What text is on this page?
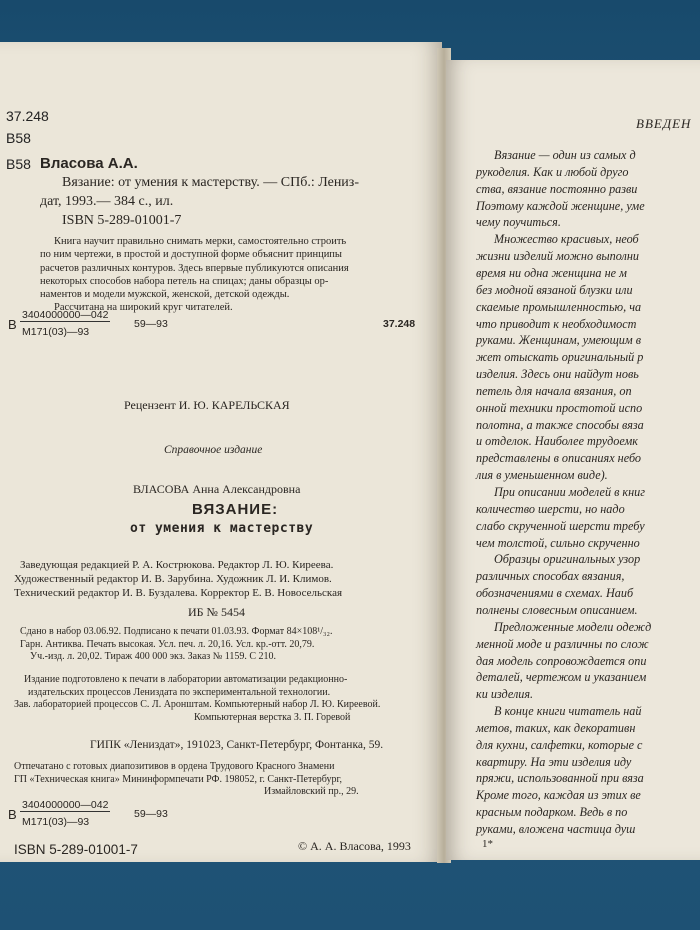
37.248
B58
B58 Власова А.А.
Вязание: от умения к мастерству. — СПб.: Лениз-
дат, 1993.— 384 с., ил.
ISBN 5-289-01001-7

Книга научит правильно снимать мерки, самостоятельно строить

по ним чертежи, в простой и доступной форме объяснит принципы

расчетов различных контуров. Здесь впервые публикуются описания

некоторых способов набора петель на спицах; даны образцы ор-

наментов и модели мужской, женской, детской одежды.

Рассчитана на широкий круг читателей.

В
3404000000—042
М171(03)—93
59—93	37.248
Рецензент И. Ю. КАРЕЛЬСКАЯ
Справочное издание
ВЛАСОВА Анна Александровна
ВЯЗАНИЕ:
от умения к мастерству
Заведующая редакцией Р. А. Кострюкова. Редактор Л. Ю. Киреева.
Художественный редактор И. В. Зарубина. Художник Л. И. Климов.
Технический редактор И. В. Буздалева. Корректор Е. В. Новосельская
ИБ № 5454
Сдано в набор 03.06.92. Подписано к печати 01.03.93. Формат 84×108¹/₃₂.
Гарн. Антиква. Печать высокая. Усл. печ. л. 20,16. Усл. кр.-отт. 20,79.
Уч.-изд. л. 20,02. Тираж 400 000 экз. Заказ № 1159. С 210.
Издание подготовлено к печати в лаборатории автоматизации редакционно-
издательских процессов Лениздата по экспериментальной технологии.
Зав. лабораторией процессов С. Л. Аронштам. Компьютерный набор Л. Ю. Киреевой.
Компьютерная верстка З. П. Горевой
ГИПК «Лениздат», 191023, Санкт-Петербург, Фонтанка, 59.
Отпечатано с готовых диапозитивов в ордена Трудового Красного Знамени
ГП «Техническая книга» Мининформпечати РФ. 198052, г. Санкт-Петербург,
Измайловский пр., 29.
В
3404000000—042
М171(03)—93
59—93
ISBN 5-289-01001-7	© А. А. Власова, 1993
ВВЕДЕН
Вязание — один из самых д
рукоделия. Как и любой друго
ства, вязание постоянно разви
Поэтому каждой женщине, уме
чему поучиться.
Множество красивых, необ
жизни изделий можно выполни
время ни одна женщина не м
без модной вязаной блузки или
скаемые промышленностью, ча
что приводит к необходимост
руками. Женщинам, умеющим в
жет отыскать оригинальный р
изделия. Здесь они найдут новь
петель для начала вязания, оп
онной техники простотой испо
полотна, а также способы вяза
и отделок. Наиболее трудоемк
представлены в описаниях небо
лия в уменьшенном виде).
При описании моделей в книг
количество шерсти, но надо
слабо скрученной шерсти требу
чем толстой, сильно скрученно
Образцы оригинальных узор
различных способах вязания,
обозначениями в схемах. Наиб
полнены словесным описанием.
Предложенные модели одежд
менной моде и различны по слож
дая модель сопровождается опи
деталей, чертежом и указанием
ки изделия.
В конце книги читатель най
метов, таких, как декоративн
для кухни, салфетки, которые с
квартиру. На эти изделия иду
пряжи, использованной при вяза
Кроме того, каждая из этих ве
красным подарком. Ведь в по
руками, вложена частица душ
1*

==============================

(Problem requirements): Copy every line of the data exactly as written, excluding the pictures.

(Exercise response):
What text is on this page?
37.248
B58
B58 Власова А.А.
Вязание: от умения к мастерству. — СПб.: Лениз-
дат, 1993.— 384 с., ил.
ISBN 5-289-01001-7

Книга научит правильно снимать мерки, самостоятельно строить

по ним чертежи, в простой и доступной форме объяснит принципы

расчетов различных контуров. Здесь впервые публикуются описания

некоторых способов набора петель на спицах; даны образцы ор-

наментов и модели мужской, женской, детской одежды.

Рассчитана на широкий круг читателей.

В
3404000000—042
М171(03)—93
59—93	37.248
Рецензент И. Ю. КАРЕЛЬСКАЯ
Справочное издание
ВЛАСОВА Анна Александровна
ВЯЗАНИЕ:
от умения к мастерству
Заведующая редакцией Р. А. Кострюкова. Редактор Л. Ю. Киреева.
Художественный редактор И. В. Зарубина. Художник Л. И. Климов.
Технический редактор И. В. Буздалева. Корректор Е. В. Новосельская
ИБ № 5454
Сдано в набор 03.06.92. Подписано к печати 01.03.93. Формат 84×108¹/₃₂.
Гарн. Антиква. Печать высокая. Усл. печ. л. 20,16. Усл. кр.-отт. 20,79.
Уч.-изд. л. 20,02. Тираж 400 000 экз. Заказ № 1159. С 210.
Издание подготовлено к печати в лаборатории автоматизации редакционно-
издательских процессов Лениздата по экспериментальной технологии.
Зав. лабораторией процессов С. Л. Аронштам. Компьютерный набор Л. Ю. Киреевой.
Компьютерная верстка З. П. Горевой
ГИПК «Лениздат», 191023, Санкт-Петербург, Фонтанка, 59.
Отпечатано с готовых диапозитивов в ордена Трудового Красного Знамени
ГП «Техническая книга» Мининформпечати РФ. 198052, г. Санкт-Петербург,
Измайловский пр., 29.
В
3404000000—042
М171(03)—93
59—93
ISBN 5-289-01001-7	© А. А. Власова, 1993
ВВЕДЕН
Вязание — один из самых д
рукоделия. Как и любой друго
ства, вязание постоянно разви
Поэтому каждой женщине, уме
чему поучиться.
Множество красивых, необ
жизни изделий можно выполни
время ни одна женщина не м
без модной вязаной блузки или
скаемые промышленностью, ча
что приводит к необходимост
руками. Женщинам, умеющим в
жет отыскать оригинальный р
изделия. Здесь они найдут новь
петель для начала вязания, оп
онной техники простотой испо
полотна, а также способы вяза
и отделок. Наиболее трудоемк
представлены в описаниях небо
лия в уменьшенном виде).
При описании моделей в книг
количество шерсти, но надо
слабо скрученной шерсти требу
чем толстой, сильно скрученно
Образцы оригинальных узор
различных способах вязания,
обозначениями в схемах. Наиб
полнены словесным описанием.
Предложенные модели одежд
менной моде и различны по слож
дая модель сопровождается опи
деталей, чертежом и указанием
ки изделия.
В конце книги читатель най
метов, таких, как декоративн
для кухни, салфетки, которые с
квартиру. На эти изделия иду
пряжи, использованной при вяза
Кроме того, каждая из этих ве
красным подарком. Ведь в по
руками, вложена частица душ
1*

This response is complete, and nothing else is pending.